● Input data
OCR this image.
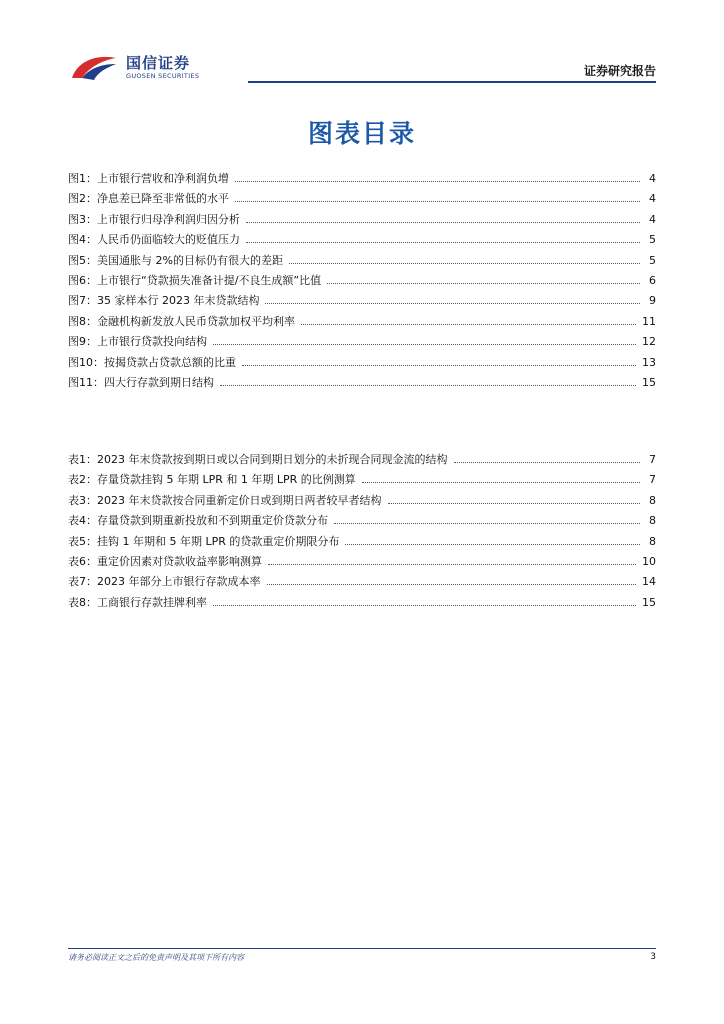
国信证券
GUOSEN SECURITIES	证券研究报告
图表目录
图1： 上市银行营收和净利润负增	4
图2： 净息差已降至非常低的水平	4
图3： 上市银行归母净利润归因分析	4
图4： 人民币仍面临较大的贬值压力	5
图5： 美国通胀与 2%的目标仍有很大的差距	5
图6： 上市银行“贷款损失准备计提/不良生成额”比值	6
图7： 35 家样本行 2023 年末贷款结构	9
图8： 金融机构新发放人民币贷款加权平均利率	11
图9： 上市银行贷款投向结构	12
图10： 按揭贷款占贷款总额的比重	13
图11： 四大行存款到期日结构	15
表1： 2023 年末贷款按到期日或以合同到期日划分的未折现合同现金流的结构	7
表2： 存量贷款挂钩 5 年期 LPR 和 1 年期 LPR 的比例测算	7
表3： 2023 年末贷款按合同重新定价日或到期日两者较早者结构	8
表4： 存量贷款到期重新投放和不到期重定价贷款分布	8
表5： 挂钩 1 年期和 5 年期 LPR 的贷款重定价期限分布	8
表6： 重定价因素对贷款收益率影响测算	10
表7： 2023 年部分上市银行存款成本率	14
表8： 工商银行存款挂牌利率	15
请务必阅读正文之后的免责声明及其项下所有内容	3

● Direction
All of the entries above should be copied exactly, except for the pictures.

● Full answer
OCR this image.
国信证券
GUOSEN SECURITIES	证券研究报告
图表目录
图1： 上市银行营收和净利润负增	4
图2： 净息差已降至非常低的水平	4
图3： 上市银行归母净利润归因分析	4
图4： 人民币仍面临较大的贬值压力	5
图5： 美国通胀与 2%的目标仍有很大的差距	5
图6： 上市银行“贷款损失准备计提/不良生成额”比值	6
图7： 35 家样本行 2023 年末贷款结构	9
图8： 金融机构新发放人民币贷款加权平均利率	11
图9： 上市银行贷款投向结构	12
图10： 按揭贷款占贷款总额的比重	13
图11： 四大行存款到期日结构	15
表1： 2023 年末贷款按到期日或以合同到期日划分的未折现合同现金流的结构	7
表2： 存量贷款挂钩 5 年期 LPR 和 1 年期 LPR 的比例测算	7
表3： 2023 年末贷款按合同重新定价日或到期日两者较早者结构	8
表4： 存量贷款到期重新投放和不到期重定价贷款分布	8
表5： 挂钩 1 年期和 5 年期 LPR 的贷款重定价期限分布	8
表6： 重定价因素对贷款收益率影响测算	10
表7： 2023 年部分上市银行存款成本率	14
表8： 工商银行存款挂牌利率	15
请务必阅读正文之后的免责声明及其项下所有内容	3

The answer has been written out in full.